- MATERIAL FOR THIS TASK -
•••••

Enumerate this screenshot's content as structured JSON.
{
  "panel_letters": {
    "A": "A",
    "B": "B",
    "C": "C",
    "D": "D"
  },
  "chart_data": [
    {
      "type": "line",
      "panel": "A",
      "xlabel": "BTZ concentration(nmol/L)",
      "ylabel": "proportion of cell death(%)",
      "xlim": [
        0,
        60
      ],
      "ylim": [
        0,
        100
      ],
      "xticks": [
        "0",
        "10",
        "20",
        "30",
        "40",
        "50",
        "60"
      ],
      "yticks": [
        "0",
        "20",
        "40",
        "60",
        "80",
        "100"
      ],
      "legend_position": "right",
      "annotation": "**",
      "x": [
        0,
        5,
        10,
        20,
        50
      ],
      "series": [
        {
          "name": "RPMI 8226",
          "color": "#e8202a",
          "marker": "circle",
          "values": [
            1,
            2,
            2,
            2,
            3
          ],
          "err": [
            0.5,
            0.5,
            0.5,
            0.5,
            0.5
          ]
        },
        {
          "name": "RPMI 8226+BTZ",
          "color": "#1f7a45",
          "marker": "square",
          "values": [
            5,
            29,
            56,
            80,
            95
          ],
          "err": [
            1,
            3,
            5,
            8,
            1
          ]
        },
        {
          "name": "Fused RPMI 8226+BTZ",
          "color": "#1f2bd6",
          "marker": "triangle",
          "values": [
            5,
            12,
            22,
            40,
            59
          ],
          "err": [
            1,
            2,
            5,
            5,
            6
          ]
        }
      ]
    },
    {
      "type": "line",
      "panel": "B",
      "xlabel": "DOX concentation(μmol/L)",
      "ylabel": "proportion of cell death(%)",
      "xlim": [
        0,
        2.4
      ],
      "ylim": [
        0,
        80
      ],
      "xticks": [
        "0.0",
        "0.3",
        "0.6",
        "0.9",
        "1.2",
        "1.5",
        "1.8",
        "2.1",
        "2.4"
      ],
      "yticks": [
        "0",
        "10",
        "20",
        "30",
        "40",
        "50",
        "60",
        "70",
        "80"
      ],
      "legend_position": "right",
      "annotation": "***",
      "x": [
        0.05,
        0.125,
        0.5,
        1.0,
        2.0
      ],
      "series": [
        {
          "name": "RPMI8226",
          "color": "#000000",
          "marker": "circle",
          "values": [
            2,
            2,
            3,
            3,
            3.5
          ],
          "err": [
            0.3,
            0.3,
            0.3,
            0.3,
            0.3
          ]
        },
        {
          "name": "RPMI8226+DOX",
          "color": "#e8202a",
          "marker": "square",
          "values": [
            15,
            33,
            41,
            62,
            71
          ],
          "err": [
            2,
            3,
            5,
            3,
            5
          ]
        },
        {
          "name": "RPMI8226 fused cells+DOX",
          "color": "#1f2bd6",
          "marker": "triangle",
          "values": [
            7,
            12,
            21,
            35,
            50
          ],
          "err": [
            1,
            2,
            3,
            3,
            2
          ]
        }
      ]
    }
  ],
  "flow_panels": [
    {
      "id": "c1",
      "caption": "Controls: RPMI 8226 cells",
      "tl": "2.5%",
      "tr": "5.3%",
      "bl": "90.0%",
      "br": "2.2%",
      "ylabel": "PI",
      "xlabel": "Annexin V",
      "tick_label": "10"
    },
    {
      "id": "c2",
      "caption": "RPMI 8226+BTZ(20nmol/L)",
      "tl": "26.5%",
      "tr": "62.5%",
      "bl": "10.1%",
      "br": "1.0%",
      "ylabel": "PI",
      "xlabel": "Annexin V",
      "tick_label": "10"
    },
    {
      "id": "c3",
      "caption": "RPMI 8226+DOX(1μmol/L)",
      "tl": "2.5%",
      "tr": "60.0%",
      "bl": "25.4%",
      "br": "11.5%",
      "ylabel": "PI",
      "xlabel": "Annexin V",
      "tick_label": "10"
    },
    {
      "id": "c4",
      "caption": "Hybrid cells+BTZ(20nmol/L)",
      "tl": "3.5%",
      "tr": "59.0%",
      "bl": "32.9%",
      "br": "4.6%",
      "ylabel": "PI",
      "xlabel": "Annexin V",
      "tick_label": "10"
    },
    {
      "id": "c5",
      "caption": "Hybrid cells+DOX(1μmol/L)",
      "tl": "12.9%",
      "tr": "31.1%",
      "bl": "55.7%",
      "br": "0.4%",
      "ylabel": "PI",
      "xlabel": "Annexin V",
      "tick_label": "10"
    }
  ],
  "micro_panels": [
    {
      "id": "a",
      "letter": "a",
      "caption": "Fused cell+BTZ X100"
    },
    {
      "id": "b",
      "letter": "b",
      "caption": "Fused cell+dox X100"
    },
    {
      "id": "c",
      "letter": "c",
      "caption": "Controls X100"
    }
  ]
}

•••••

- PROBLEM -
In full and without deviation, reproduce the entries above.

- RESPONSE BOX -
Enumerate this screenshot's content as structured JSON.
{
  "panel_letters": {
    "A": "A",
    "B": "B",
    "C": "C",
    "D": "D"
  },
  "chart_data": [
    {
      "type": "line",
      "panel": "A",
      "xlabel": "BTZ concentration(nmol/L)",
      "ylabel": "proportion of cell death(%)",
      "xlim": [
        0,
        60
      ],
      "ylim": [
        0,
        100
      ],
      "xticks": [
        "0",
        "10",
        "20",
        "30",
        "40",
        "50",
        "60"
      ],
      "yticks": [
        "0",
        "20",
        "40",
        "60",
        "80",
        "100"
      ],
      "legend_position": "right",
      "annotation": "**",
      "x": [
        0,
        5,
        10,
        20,
        50
      ],
      "series": [
        {
          "name": "RPMI 8226",
          "color": "#e8202a",
          "marker": "circle",
          "values": [
            1,
            2,
            2,
            2,
            3
          ],
          "err": [
            0.5,
            0.5,
            0.5,
            0.5,
            0.5
          ]
        },
        {
          "name": "RPMI 8226+BTZ",
          "color": "#1f7a45",
          "marker": "square",
          "values": [
            5,
            29,
            56,
            80,
            95
          ],
          "err": [
            1,
            3,
            5,
            8,
            1
          ]
        },
        {
          "name": "Fused RPMI 8226+BTZ",
          "color": "#1f2bd6",
          "marker": "triangle",
          "values": [
            5,
            12,
            22,
            40,
            59
          ],
          "err": [
            1,
            2,
            5,
            5,
            6
          ]
        }
      ]
    },
    {
      "type": "line",
      "panel": "B",
      "xlabel": "DOX concentation(μmol/L)",
      "ylabel": "proportion of cell death(%)",
      "xlim": [
        0,
        2.4
      ],
      "ylim": [
        0,
        80
      ],
      "xticks": [
        "0.0",
        "0.3",
        "0.6",
        "0.9",
        "1.2",
        "1.5",
        "1.8",
        "2.1",
        "2.4"
      ],
      "yticks": [
        "0",
        "10",
        "20",
        "30",
        "40",
        "50",
        "60",
        "70",
        "80"
      ],
      "legend_position": "right",
      "annotation": "***",
      "x": [
        0.05,
        0.125,
        0.5,
        1.0,
        2.0
      ],
      "series": [
        {
          "name": "RPMI8226",
          "color": "#000000",
          "marker": "circle",
          "values": [
            2,
            2,
            3,
            3,
            3.5
          ],
          "err": [
            0.3,
            0.3,
            0.3,
            0.3,
            0.3
          ]
        },
        {
          "name": "RPMI8226+DOX",
          "color": "#e8202a",
          "marker": "square",
          "values": [
            15,
            33,
            41,
            62,
            71
          ],
          "err": [
            2,
            3,
            5,
            3,
            5
          ]
        },
        {
          "name": "RPMI8226 fused cells+DOX",
          "color": "#1f2bd6",
          "marker": "triangle",
          "values": [
            7,
            12,
            21,
            35,
            50
          ],
          "err": [
            1,
            2,
            3,
            3,
            2
          ]
        }
      ]
    }
  ],
  "flow_panels": [
    {
      "id": "c1",
      "caption": "Controls: RPMI 8226 cells",
      "tl": "2.5%",
      "tr": "5.3%",
      "bl": "90.0%",
      "br": "2.2%",
      "ylabel": "PI",
      "xlabel": "Annexin V",
      "tick_label": "10"
    },
    {
      "id": "c2",
      "caption": "RPMI 8226+BTZ(20nmol/L)",
      "tl": "26.5%",
      "tr": "62.5%",
      "bl": "10.1%",
      "br": "1.0%",
      "ylabel": "PI",
      "xlabel": "Annexin V",
      "tick_label": "10"
    },
    {
      "id": "c3",
      "caption": "RPMI 8226+DOX(1μmol/L)",
      "tl": "2.5%",
      "tr": "60.0%",
      "bl": "25.4%",
      "br": "11.5%",
      "ylabel": "PI",
      "xlabel": "Annexin V",
      "tick_label": "10"
    },
    {
      "id": "c4",
      "caption": "Hybrid cells+BTZ(20nmol/L)",
      "tl": "3.5%",
      "tr": "59.0%",
      "bl": "32.9%",
      "br": "4.6%",
      "ylabel": "PI",
      "xlabel": "Annexin V",
      "tick_label": "10"
    },
    {
      "id": "c5",
      "caption": "Hybrid cells+DOX(1μmol/L)",
      "tl": "12.9%",
      "tr": "31.1%",
      "bl": "55.7%",
      "br": "0.4%",
      "ylabel": "PI",
      "xlabel": "Annexin V",
      "tick_label": "10"
    }
  ],
  "micro_panels": [
    {
      "id": "a",
      "letter": "a",
      "caption": "Fused cell+BTZ X100"
    },
    {
      "id": "b",
      "letter": "b",
      "caption": "Fused cell+dox X100"
    },
    {
      "id": "c",
      "letter": "c",
      "caption": "Controls X100"
    }
  ]
}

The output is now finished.